> [Problem to work on] Without omitting anything, retype the data that follows.
═══ Provided records ═══
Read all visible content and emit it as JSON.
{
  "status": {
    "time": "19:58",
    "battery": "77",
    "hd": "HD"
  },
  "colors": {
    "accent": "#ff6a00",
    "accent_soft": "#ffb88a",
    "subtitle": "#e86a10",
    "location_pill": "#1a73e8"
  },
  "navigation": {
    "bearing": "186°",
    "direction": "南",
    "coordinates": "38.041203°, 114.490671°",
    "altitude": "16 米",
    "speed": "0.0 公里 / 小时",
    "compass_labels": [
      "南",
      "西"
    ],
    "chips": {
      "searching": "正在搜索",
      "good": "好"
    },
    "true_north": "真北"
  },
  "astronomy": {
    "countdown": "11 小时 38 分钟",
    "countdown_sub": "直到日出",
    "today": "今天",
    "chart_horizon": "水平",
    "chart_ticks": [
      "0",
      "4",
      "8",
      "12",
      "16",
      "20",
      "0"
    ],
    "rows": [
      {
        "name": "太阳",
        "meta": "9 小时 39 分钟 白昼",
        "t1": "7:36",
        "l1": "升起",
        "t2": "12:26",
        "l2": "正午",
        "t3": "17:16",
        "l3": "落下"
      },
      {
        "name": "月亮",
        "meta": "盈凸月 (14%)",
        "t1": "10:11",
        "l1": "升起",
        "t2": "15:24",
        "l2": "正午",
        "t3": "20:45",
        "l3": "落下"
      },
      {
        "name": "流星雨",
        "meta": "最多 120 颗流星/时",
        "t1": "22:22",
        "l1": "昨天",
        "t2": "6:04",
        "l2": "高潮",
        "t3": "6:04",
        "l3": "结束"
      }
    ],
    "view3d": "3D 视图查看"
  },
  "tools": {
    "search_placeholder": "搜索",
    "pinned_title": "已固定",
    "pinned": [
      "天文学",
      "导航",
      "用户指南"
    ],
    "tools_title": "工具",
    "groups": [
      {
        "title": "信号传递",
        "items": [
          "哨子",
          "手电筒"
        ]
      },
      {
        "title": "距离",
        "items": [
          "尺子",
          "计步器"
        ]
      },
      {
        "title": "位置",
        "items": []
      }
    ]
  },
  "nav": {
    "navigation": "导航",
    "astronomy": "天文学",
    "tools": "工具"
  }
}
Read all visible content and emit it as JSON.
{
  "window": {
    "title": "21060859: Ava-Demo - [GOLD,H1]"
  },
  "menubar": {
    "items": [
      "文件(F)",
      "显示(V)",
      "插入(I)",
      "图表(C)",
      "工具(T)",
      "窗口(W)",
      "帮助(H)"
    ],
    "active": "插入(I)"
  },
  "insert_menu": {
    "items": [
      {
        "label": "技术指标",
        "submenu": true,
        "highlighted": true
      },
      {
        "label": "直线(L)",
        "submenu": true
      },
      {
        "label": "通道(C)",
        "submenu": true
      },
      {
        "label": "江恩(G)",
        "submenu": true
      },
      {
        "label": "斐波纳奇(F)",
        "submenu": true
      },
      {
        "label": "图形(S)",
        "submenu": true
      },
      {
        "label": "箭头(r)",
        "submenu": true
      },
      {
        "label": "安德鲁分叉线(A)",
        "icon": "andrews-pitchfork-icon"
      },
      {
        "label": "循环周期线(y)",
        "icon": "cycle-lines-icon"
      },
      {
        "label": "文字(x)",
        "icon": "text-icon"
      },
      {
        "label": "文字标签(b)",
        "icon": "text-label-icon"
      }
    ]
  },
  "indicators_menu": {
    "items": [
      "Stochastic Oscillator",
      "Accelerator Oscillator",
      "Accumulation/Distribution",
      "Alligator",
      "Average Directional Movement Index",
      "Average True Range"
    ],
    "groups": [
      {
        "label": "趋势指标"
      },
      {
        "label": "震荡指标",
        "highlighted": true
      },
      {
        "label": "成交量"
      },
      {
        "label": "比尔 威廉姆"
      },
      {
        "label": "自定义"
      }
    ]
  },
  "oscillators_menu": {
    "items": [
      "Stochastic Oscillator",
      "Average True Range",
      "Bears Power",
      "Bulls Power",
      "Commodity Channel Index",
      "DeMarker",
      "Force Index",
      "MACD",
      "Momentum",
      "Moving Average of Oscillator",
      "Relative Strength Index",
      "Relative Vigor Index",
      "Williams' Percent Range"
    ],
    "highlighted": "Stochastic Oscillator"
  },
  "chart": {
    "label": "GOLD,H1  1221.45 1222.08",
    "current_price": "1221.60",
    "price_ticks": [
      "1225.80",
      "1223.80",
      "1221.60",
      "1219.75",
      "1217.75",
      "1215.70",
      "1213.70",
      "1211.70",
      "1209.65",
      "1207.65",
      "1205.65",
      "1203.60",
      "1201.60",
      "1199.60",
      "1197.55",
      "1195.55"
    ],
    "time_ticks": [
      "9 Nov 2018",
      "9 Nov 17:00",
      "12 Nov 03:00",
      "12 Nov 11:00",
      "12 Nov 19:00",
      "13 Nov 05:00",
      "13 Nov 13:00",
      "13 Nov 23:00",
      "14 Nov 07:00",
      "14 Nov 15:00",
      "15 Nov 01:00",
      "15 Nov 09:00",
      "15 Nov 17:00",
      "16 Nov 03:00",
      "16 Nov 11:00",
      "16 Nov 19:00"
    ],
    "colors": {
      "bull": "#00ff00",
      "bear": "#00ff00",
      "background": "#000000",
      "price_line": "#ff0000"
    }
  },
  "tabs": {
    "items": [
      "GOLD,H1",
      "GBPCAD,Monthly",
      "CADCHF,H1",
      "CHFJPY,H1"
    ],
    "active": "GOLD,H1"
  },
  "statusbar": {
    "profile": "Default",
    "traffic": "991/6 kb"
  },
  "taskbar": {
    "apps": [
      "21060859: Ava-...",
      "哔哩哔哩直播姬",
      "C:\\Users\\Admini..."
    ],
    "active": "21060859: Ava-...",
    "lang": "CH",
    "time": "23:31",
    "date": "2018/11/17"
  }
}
═══
> [Response below]
Read all visible content and emit it as JSON.
{
  "status": {
    "time": "19:58",
    "battery": "77",
    "hd": "HD"
  },
  "colors": {
    "accent": "#ff6a00",
    "accent_soft": "#ffb88a",
    "subtitle": "#e86a10",
    "location_pill": "#1a73e8"
  },
  "navigation": {
    "bearing": "186°",
    "direction": "南",
    "coordinates": "38.041203°, 114.490671°",
    "altitude": "16 米",
    "speed": "0.0 公里 / 小时",
    "compass_labels": [
      "南",
      "西"
    ],
    "chips": {
      "searching": "正在搜索",
      "good": "好"
    },
    "true_north": "真北"
  },
  "astronomy": {
    "countdown": "11 小时 38 分钟",
    "countdown_sub": "直到日出",
    "today": "今天",
    "chart_horizon": "水平",
    "chart_ticks": [
      "0",
      "4",
      "8",
      "12",
      "16",
      "20",
      "0"
    ],
    "rows": [
      {
        "name": "太阳",
        "meta": "9 小时 39 分钟 白昼",
        "t1": "7:36",
        "l1": "升起",
        "t2": "12:26",
        "l2": "正午",
        "t3": "17:16",
        "l3": "落下"
      },
      {
        "name": "月亮",
        "meta": "盈凸月 (14%)",
        "t1": "10:11",
        "l1": "升起",
        "t2": "15:24",
        "l2": "正午",
        "t3": "20:45",
        "l3": "落下"
      },
      {
        "name": "流星雨",
        "meta": "最多 120 颗流星/时",
        "t1": "22:22",
        "l1": "昨天",
        "t2": "6:04",
        "l2": "高潮",
        "t3": "6:04",
        "l3": "结束"
      }
    ],
    "view3d": "3D 视图查看"
  },
  "tools": {
    "search_placeholder": "搜索",
    "pinned_title": "已固定",
    "pinned": [
      "天文学",
      "导航",
      "用户指南"
    ],
    "tools_title": "工具",
    "groups": [
      {
        "title": "信号传递",
        "items": [
          "哨子",
          "手电筒"
        ]
      },
      {
        "title": "距离",
        "items": [
          "尺子",
          "计步器"
        ]
      },
      {
        "title": "位置",
        "items": []
      }
    ]
  },
  "nav": {
    "navigation": "导航",
    "astronomy": "天文学",
    "tools": "工具"
  }
}
Read all visible content and emit it as JSON.
{
  "window": {
    "title": "21060859: Ava-Demo - [GOLD,H1]"
  },
  "menubar": {
    "items": [
      "文件(F)",
      "显示(V)",
      "插入(I)",
      "图表(C)",
      "工具(T)",
      "窗口(W)",
      "帮助(H)"
    ],
    "active": "插入(I)"
  },
  "insert_menu": {
    "items": [
      {
        "label": "技术指标",
        "submenu": true,
        "highlighted": true
      },
      {
        "label": "直线(L)",
        "submenu": true
      },
      {
        "label": "通道(C)",
        "submenu": true
      },
      {
        "label": "江恩(G)",
        "submenu": true
      },
      {
        "label": "斐波纳奇(F)",
        "submenu": true
      },
      {
        "label": "图形(S)",
        "submenu": true
      },
      {
        "label": "箭头(r)",
        "submenu": true
      },
      {
        "label": "安德鲁分叉线(A)",
        "icon": "andrews-pitchfork-icon"
      },
      {
        "label": "循环周期线(y)",
        "icon": "cycle-lines-icon"
      },
      {
        "label": "文字(x)",
        "icon": "text-icon"
      },
      {
        "label": "文字标签(b)",
        "icon": "text-label-icon"
      }
    ]
  },
  "indicators_menu": {
    "items": [
      "Stochastic Oscillator",
      "Accelerator Oscillator",
      "Accumulation/Distribution",
      "Alligator",
      "Average Directional Movement Index",
      "Average True Range"
    ],
    "groups": [
      {
        "label": "趋势指标"
      },
      {
        "label": "震荡指标",
        "highlighted": true
      },
      {
        "label": "成交量"
      },
      {
        "label": "比尔 威廉姆"
      },
      {
        "label": "自定义"
      }
    ]
  },
  "oscillators_menu": {
    "items": [
      "Stochastic Oscillator",
      "Average True Range",
      "Bears Power",
      "Bulls Power",
      "Commodity Channel Index",
      "DeMarker",
      "Force Index",
      "MACD",
      "Momentum",
      "Moving Average of Oscillator",
      "Relative Strength Index",
      "Relative Vigor Index",
      "Williams' Percent Range"
    ],
    "highlighted": "Stochastic Oscillator"
  },
  "chart": {
    "label": "GOLD,H1  1221.45 1222.08",
    "current_price": "1221.60",
    "price_ticks": [
      "1225.80",
      "1223.80",
      "1221.60",
      "1219.75",
      "1217.75",
      "1215.70",
      "1213.70",
      "1211.70",
      "1209.65",
      "1207.65",
      "1205.65",
      "1203.60",
      "1201.60",
      "1199.60",
      "1197.55",
      "1195.55"
    ],
    "time_ticks": [
      "9 Nov 2018",
      "9 Nov 17:00",
      "12 Nov 03:00",
      "12 Nov 11:00",
      "12 Nov 19:00",
      "13 Nov 05:00",
      "13 Nov 13:00",
      "13 Nov 23:00",
      "14 Nov 07:00",
      "14 Nov 15:00",
      "15 Nov 01:00",
      "15 Nov 09:00",
      "15 Nov 17:00",
      "16 Nov 03:00",
      "16 Nov 11:00",
      "16 Nov 19:00"
    ],
    "colors": {
      "bull": "#00ff00",
      "bear": "#00ff00",
      "background": "#000000",
      "price_line": "#ff0000"
    }
  },
  "tabs": {
    "items": [
      "GOLD,H1",
      "GBPCAD,Monthly",
      "CADCHF,H1",
      "CHFJPY,H1"
    ],
    "active": "GOLD,H1"
  },
  "statusbar": {
    "profile": "Default",
    "traffic": "991/6 kb"
  },
  "taskbar": {
    "apps": [
      "21060859: Ava-...",
      "哔哩哔哩直播姬",
      "C:\\Users\\Admini..."
    ],
    "active": "21060859: Ava-...",
    "lang": "CH",
    "time": "23:31",
    "date": "2018/11/17"
  }
}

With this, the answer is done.